§ Exercise brief:
Copy every line of the records below that holds the word "JSON".

- - -

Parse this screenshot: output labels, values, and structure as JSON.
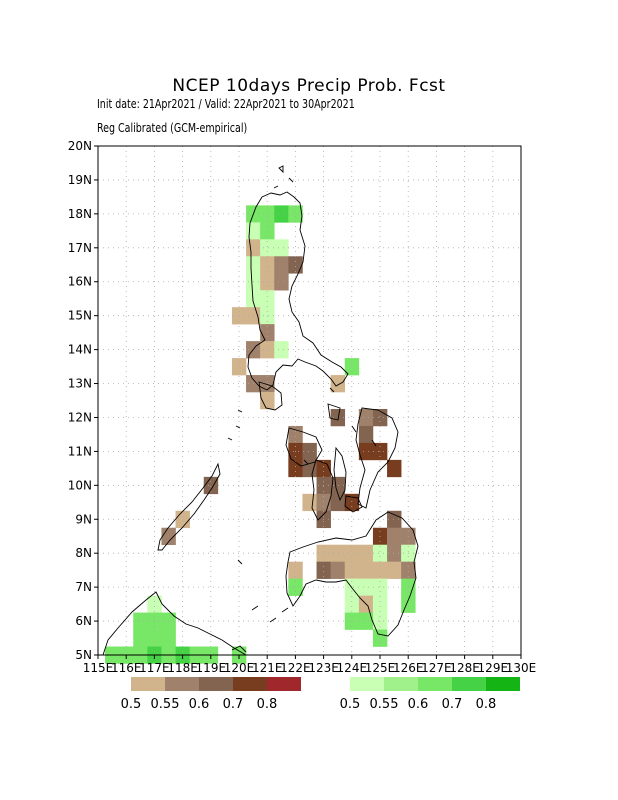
{
  "title": "NCEP 10days Precip Prob. Fcst",
  "subtitle_dates": "Init date: 21Apr2021 / Valid: 22Apr2021 to 30Apr2021",
  "subtitle_method": "Reg Calibrated (GCM-empirical)",
  "map": {
    "lon_range": [
      115,
      130
    ],
    "lat_range": [
      5,
      20
    ],
    "grid": true,
    "lat_ticks": [
      "5N",
      "6N",
      "7N",
      "8N",
      "9N",
      "10N",
      "11N",
      "12N",
      "13N",
      "14N",
      "15N",
      "16N",
      "17N",
      "18N",
      "19N",
      "20N"
    ],
    "lon_ticks": [
      "115E",
      "116E",
      "117E",
      "118E",
      "119E",
      "120E",
      "121E",
      "122E",
      "123E",
      "124E",
      "125E",
      "126E",
      "127E",
      "128E",
      "129E",
      "130E"
    ]
  },
  "legend": {
    "dry": {
      "colors": [
        "#d2b48c",
        "#a0826c",
        "#826450",
        "#783c1e",
        "#a0282d"
      ],
      "labels": [
        "0.5",
        "0.55",
        "0.6",
        "0.7",
        "0.8"
      ]
    },
    "wet": {
      "colors": [
        "#c8ffb4",
        "#a0f08c",
        "#78e666",
        "#46d246",
        "#14b414"
      ],
      "labels": [
        "0.5",
        "0.55",
        "0.6",
        "0.7",
        "0.8"
      ]
    }
  },
  "cells": [
    {
      "lon": 120.5,
      "lat": 18.0,
      "c": "w2"
    },
    {
      "lon": 121.0,
      "lat": 18.0,
      "c": "w2"
    },
    {
      "lon": 121.5,
      "lat": 18.0,
      "c": "w3"
    },
    {
      "lon": 122.0,
      "lat": 18.0,
      "c": "w2"
    },
    {
      "lon": 120.5,
      "lat": 17.5,
      "c": "w0"
    },
    {
      "lon": 121.0,
      "lat": 17.5,
      "c": "w2"
    },
    {
      "lon": 120.5,
      "lat": 17.0,
      "c": "d0"
    },
    {
      "lon": 121.0,
      "lat": 17.0,
      "c": "w0"
    },
    {
      "lon": 121.5,
      "lat": 17.0,
      "c": "w0"
    },
    {
      "lon": 120.5,
      "lat": 16.5,
      "c": "w0"
    },
    {
      "lon": 121.0,
      "lat": 16.5,
      "c": "d0"
    },
    {
      "lon": 121.5,
      "lat": 16.5,
      "c": "d1"
    },
    {
      "lon": 122.0,
      "lat": 16.5,
      "c": "d2"
    },
    {
      "lon": 120.5,
      "lat": 16.0,
      "c": "w0"
    },
    {
      "lon": 121.0,
      "lat": 16.0,
      "c": "d0"
    },
    {
      "lon": 121.5,
      "lat": 16.0,
      "c": "d1"
    },
    {
      "lon": 120.5,
      "lat": 15.5,
      "c": "w0"
    },
    {
      "lon": 121.0,
      "lat": 15.5,
      "c": "w0"
    },
    {
      "lon": 120.0,
      "lat": 15.0,
      "c": "d0"
    },
    {
      "lon": 120.5,
      "lat": 15.0,
      "c": "d0"
    },
    {
      "lon": 121.0,
      "lat": 15.0,
      "c": "w0"
    },
    {
      "lon": 121.0,
      "lat": 14.5,
      "c": "d1"
    },
    {
      "lon": 120.5,
      "lat": 14.0,
      "c": "d1"
    },
    {
      "lon": 121.0,
      "lat": 14.0,
      "c": "d0"
    },
    {
      "lon": 121.5,
      "lat": 14.0,
      "c": "w0"
    },
    {
      "lon": 120.0,
      "lat": 13.5,
      "c": "d0"
    },
    {
      "lon": 124.0,
      "lat": 13.5,
      "c": "w2"
    },
    {
      "lon": 120.5,
      "lat": 13.0,
      "c": "d1"
    },
    {
      "lon": 121.0,
      "lat": 13.0,
      "c": "d1"
    },
    {
      "lon": 123.5,
      "lat": 13.0,
      "c": "d0"
    },
    {
      "lon": 121.0,
      "lat": 12.5,
      "c": "d0"
    },
    {
      "lon": 123.5,
      "lat": 12.0,
      "c": "d2"
    },
    {
      "lon": 124.5,
      "lat": 12.0,
      "c": "d1"
    },
    {
      "lon": 125.0,
      "lat": 12.0,
      "c": "d2"
    },
    {
      "lon": 122.0,
      "lat": 11.5,
      "c": "d1"
    },
    {
      "lon": 124.5,
      "lat": 11.5,
      "c": "d2"
    },
    {
      "lon": 122.0,
      "lat": 11.0,
      "c": "d3"
    },
    {
      "lon": 122.5,
      "lat": 11.0,
      "c": "d2"
    },
    {
      "lon": 124.5,
      "lat": 11.0,
      "c": "d3"
    },
    {
      "lon": 125.0,
      "lat": 11.0,
      "c": "d3"
    },
    {
      "lon": 122.0,
      "lat": 10.5,
      "c": "d3"
    },
    {
      "lon": 122.5,
      "lat": 10.5,
      "c": "d2"
    },
    {
      "lon": 123.0,
      "lat": 10.5,
      "c": "d3"
    },
    {
      "lon": 125.5,
      "lat": 10.5,
      "c": "d3"
    },
    {
      "lon": 123.0,
      "lat": 10.0,
      "c": "d2"
    },
    {
      "lon": 123.5,
      "lat": 10.0,
      "c": "d2"
    },
    {
      "lon": 119.0,
      "lat": 10.0,
      "c": "d2"
    },
    {
      "lon": 122.5,
      "lat": 9.5,
      "c": "d0"
    },
    {
      "lon": 123.0,
      "lat": 9.5,
      "c": "d1"
    },
    {
      "lon": 123.5,
      "lat": 9.5,
      "c": "d2"
    },
    {
      "lon": 124.0,
      "lat": 9.5,
      "c": "d3"
    },
    {
      "lon": 118.0,
      "lat": 9.0,
      "c": "d0"
    },
    {
      "lon": 123.0,
      "lat": 9.0,
      "c": "d2"
    },
    {
      "lon": 125.5,
      "lat": 9.0,
      "c": "d2"
    },
    {
      "lon": 117.5,
      "lat": 8.5,
      "c": "d1"
    },
    {
      "lon": 125.0,
      "lat": 8.5,
      "c": "d3"
    },
    {
      "lon": 125.5,
      "lat": 8.5,
      "c": "d1"
    },
    {
      "lon": 126.0,
      "lat": 8.5,
      "c": "d1"
    },
    {
      "lon": 123.0,
      "lat": 8.0,
      "c": "d0"
    },
    {
      "lon": 123.5,
      "lat": 8.0,
      "c": "d0"
    },
    {
      "lon": 124.0,
      "lat": 8.0,
      "c": "d0"
    },
    {
      "lon": 124.5,
      "lat": 8.0,
      "c": "d0"
    },
    {
      "lon": 125.0,
      "lat": 8.0,
      "c": "w0"
    },
    {
      "lon": 125.5,
      "lat": 8.0,
      "c": "d1"
    },
    {
      "lon": 126.0,
      "lat": 8.0,
      "c": "w0"
    },
    {
      "lon": 122.0,
      "lat": 7.5,
      "c": "d0"
    },
    {
      "lon": 123.0,
      "lat": 7.5,
      "c": "d2"
    },
    {
      "lon": 123.5,
      "lat": 7.5,
      "c": "d1"
    },
    {
      "lon": 124.0,
      "lat": 7.5,
      "c": "d0"
    },
    {
      "lon": 124.5,
      "lat": 7.5,
      "c": "d0"
    },
    {
      "lon": 125.0,
      "lat": 7.5,
      "c": "d0"
    },
    {
      "lon": 125.5,
      "lat": 7.5,
      "c": "d0"
    },
    {
      "lon": 126.0,
      "lat": 7.5,
      "c": "d1"
    },
    {
      "lon": 122.0,
      "lat": 7.0,
      "c": "w2"
    },
    {
      "lon": 124.0,
      "lat": 7.0,
      "c": "w0"
    },
    {
      "lon": 124.5,
      "lat": 7.0,
      "c": "w0"
    },
    {
      "lon": 125.0,
      "lat": 7.0,
      "c": "w0"
    },
    {
      "lon": 126.0,
      "lat": 7.0,
      "c": "w2"
    },
    {
      "lon": 117.0,
      "lat": 6.5,
      "c": "w0"
    },
    {
      "lon": 124.0,
      "lat": 6.5,
      "c": "w0"
    },
    {
      "lon": 124.5,
      "lat": 6.5,
      "c": "d0"
    },
    {
      "lon": 125.0,
      "lat": 6.5,
      "c": "w0"
    },
    {
      "lon": 126.0,
      "lat": 6.5,
      "c": "w2"
    },
    {
      "lon": 116.5,
      "lat": 6.0,
      "c": "w2"
    },
    {
      "lon": 117.0,
      "lat": 6.0,
      "c": "w2"
    },
    {
      "lon": 117.5,
      "lat": 6.0,
      "c": "w2"
    },
    {
      "lon": 124.0,
      "lat": 6.0,
      "c": "w2"
    },
    {
      "lon": 124.5,
      "lat": 6.0,
      "c": "w2"
    },
    {
      "lon": 125.0,
      "lat": 6.0,
      "c": "w0"
    },
    {
      "lon": 116.5,
      "lat": 5.5,
      "c": "w2"
    },
    {
      "lon": 117.0,
      "lat": 5.5,
      "c": "w2"
    },
    {
      "lon": 117.5,
      "lat": 5.5,
      "c": "w2"
    },
    {
      "lon": 125.0,
      "lat": 5.5,
      "c": "w2"
    },
    {
      "lon": 115.5,
      "lat": 5.0,
      "c": "w2"
    },
    {
      "lon": 116.0,
      "lat": 5.0,
      "c": "w2"
    },
    {
      "lon": 116.5,
      "lat": 5.0,
      "c": "w2"
    },
    {
      "lon": 117.0,
      "lat": 5.0,
      "c": "w3"
    },
    {
      "lon": 117.5,
      "lat": 5.0,
      "c": "w2"
    },
    {
      "lon": 118.0,
      "lat": 5.0,
      "c": "w3"
    },
    {
      "lon": 118.5,
      "lat": 5.0,
      "c": "w2"
    },
    {
      "lon": 119.0,
      "lat": 5.0,
      "c": "w2"
    },
    {
      "lon": 120.0,
      "lat": 5.0,
      "c": "w2"
    }
  ]
}
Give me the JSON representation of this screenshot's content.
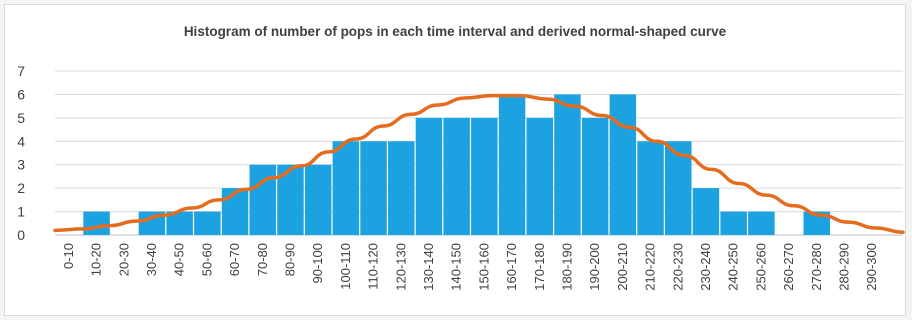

- - -

§ Written reply:
Parse this screenshot: output labels, values, and structure as JSON.
Give me the JSON representation of this screenshot's content.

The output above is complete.